■ **What the task requires**:
The records are to be restated in their entirety, word for word.

■ **Data lines**:
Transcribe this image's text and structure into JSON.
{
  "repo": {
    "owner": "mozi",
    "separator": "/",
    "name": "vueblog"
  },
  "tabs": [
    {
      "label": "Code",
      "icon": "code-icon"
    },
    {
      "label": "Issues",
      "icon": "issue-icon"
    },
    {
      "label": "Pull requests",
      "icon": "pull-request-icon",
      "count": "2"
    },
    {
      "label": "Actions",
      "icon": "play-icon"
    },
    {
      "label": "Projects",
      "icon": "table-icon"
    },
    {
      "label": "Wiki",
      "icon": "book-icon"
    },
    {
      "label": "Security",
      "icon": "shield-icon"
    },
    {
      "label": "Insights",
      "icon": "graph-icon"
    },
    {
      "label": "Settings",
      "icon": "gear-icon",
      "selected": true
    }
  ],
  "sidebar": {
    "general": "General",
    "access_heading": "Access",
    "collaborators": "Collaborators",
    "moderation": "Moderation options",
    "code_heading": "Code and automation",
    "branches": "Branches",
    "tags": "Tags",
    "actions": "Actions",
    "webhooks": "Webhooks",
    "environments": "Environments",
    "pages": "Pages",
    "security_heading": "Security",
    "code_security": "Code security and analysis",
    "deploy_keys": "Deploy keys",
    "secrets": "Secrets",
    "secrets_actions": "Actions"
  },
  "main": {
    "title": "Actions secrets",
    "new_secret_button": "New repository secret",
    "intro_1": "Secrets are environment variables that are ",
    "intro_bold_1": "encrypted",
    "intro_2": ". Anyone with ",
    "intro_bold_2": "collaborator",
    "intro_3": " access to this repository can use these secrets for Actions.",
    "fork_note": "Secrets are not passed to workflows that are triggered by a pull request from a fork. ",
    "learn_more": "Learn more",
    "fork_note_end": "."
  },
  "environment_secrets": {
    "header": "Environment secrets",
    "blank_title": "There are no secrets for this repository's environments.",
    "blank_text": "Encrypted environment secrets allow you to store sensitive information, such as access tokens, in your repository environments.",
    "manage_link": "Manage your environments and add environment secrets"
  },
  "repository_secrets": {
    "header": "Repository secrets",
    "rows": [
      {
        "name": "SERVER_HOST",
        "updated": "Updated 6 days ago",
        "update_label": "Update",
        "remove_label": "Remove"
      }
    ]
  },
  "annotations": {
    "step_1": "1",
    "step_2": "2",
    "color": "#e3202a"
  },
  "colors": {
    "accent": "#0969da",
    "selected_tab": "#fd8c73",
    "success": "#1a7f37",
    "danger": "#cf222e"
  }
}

■ **Solution**:
Transcribe this image's text and structure into JSON.
{
  "repo": {
    "owner": "mozi",
    "separator": "/",
    "name": "vueblog"
  },
  "tabs": [
    {
      "label": "Code",
      "icon": "code-icon"
    },
    {
      "label": "Issues",
      "icon": "issue-icon"
    },
    {
      "label": "Pull requests",
      "icon": "pull-request-icon",
      "count": "2"
    },
    {
      "label": "Actions",
      "icon": "play-icon"
    },
    {
      "label": "Projects",
      "icon": "table-icon"
    },
    {
      "label": "Wiki",
      "icon": "book-icon"
    },
    {
      "label": "Security",
      "icon": "shield-icon"
    },
    {
      "label": "Insights",
      "icon": "graph-icon"
    },
    {
      "label": "Settings",
      "icon": "gear-icon",
      "selected": true
    }
  ],
  "sidebar": {
    "general": "General",
    "access_heading": "Access",
    "collaborators": "Collaborators",
    "moderation": "Moderation options",
    "code_heading": "Code and automation",
    "branches": "Branches",
    "tags": "Tags",
    "actions": "Actions",
    "webhooks": "Webhooks",
    "environments": "Environments",
    "pages": "Pages",
    "security_heading": "Security",
    "code_security": "Code security and analysis",
    "deploy_keys": "Deploy keys",
    "secrets": "Secrets",
    "secrets_actions": "Actions"
  },
  "main": {
    "title": "Actions secrets",
    "new_secret_button": "New repository secret",
    "intro_1": "Secrets are environment variables that are ",
    "intro_bold_1": "encrypted",
    "intro_2": ". Anyone with ",
    "intro_bold_2": "collaborator",
    "intro_3": " access to this repository can use these secrets for Actions.",
    "fork_note": "Secrets are not passed to workflows that are triggered by a pull request from a fork. ",
    "learn_more": "Learn more",
    "fork_note_end": "."
  },
  "environment_secrets": {
    "header": "Environment secrets",
    "blank_title": "There are no secrets for this repository's environments.",
    "blank_text": "Encrypted environment secrets allow you to store sensitive information, such as access tokens, in your repository environments.",
    "manage_link": "Manage your environments and add environment secrets"
  },
  "repository_secrets": {
    "header": "Repository secrets",
    "rows": [
      {
        "name": "SERVER_HOST",
        "updated": "Updated 6 days ago",
        "update_label": "Update",
        "remove_label": "Remove"
      }
    ]
  },
  "annotations": {
    "step_1": "1",
    "step_2": "2",
    "color": "#e3202a"
  },
  "colors": {
    "accent": "#0969da",
    "selected_tab": "#fd8c73",
    "success": "#1a7f37",
    "danger": "#cf222e"
  }
}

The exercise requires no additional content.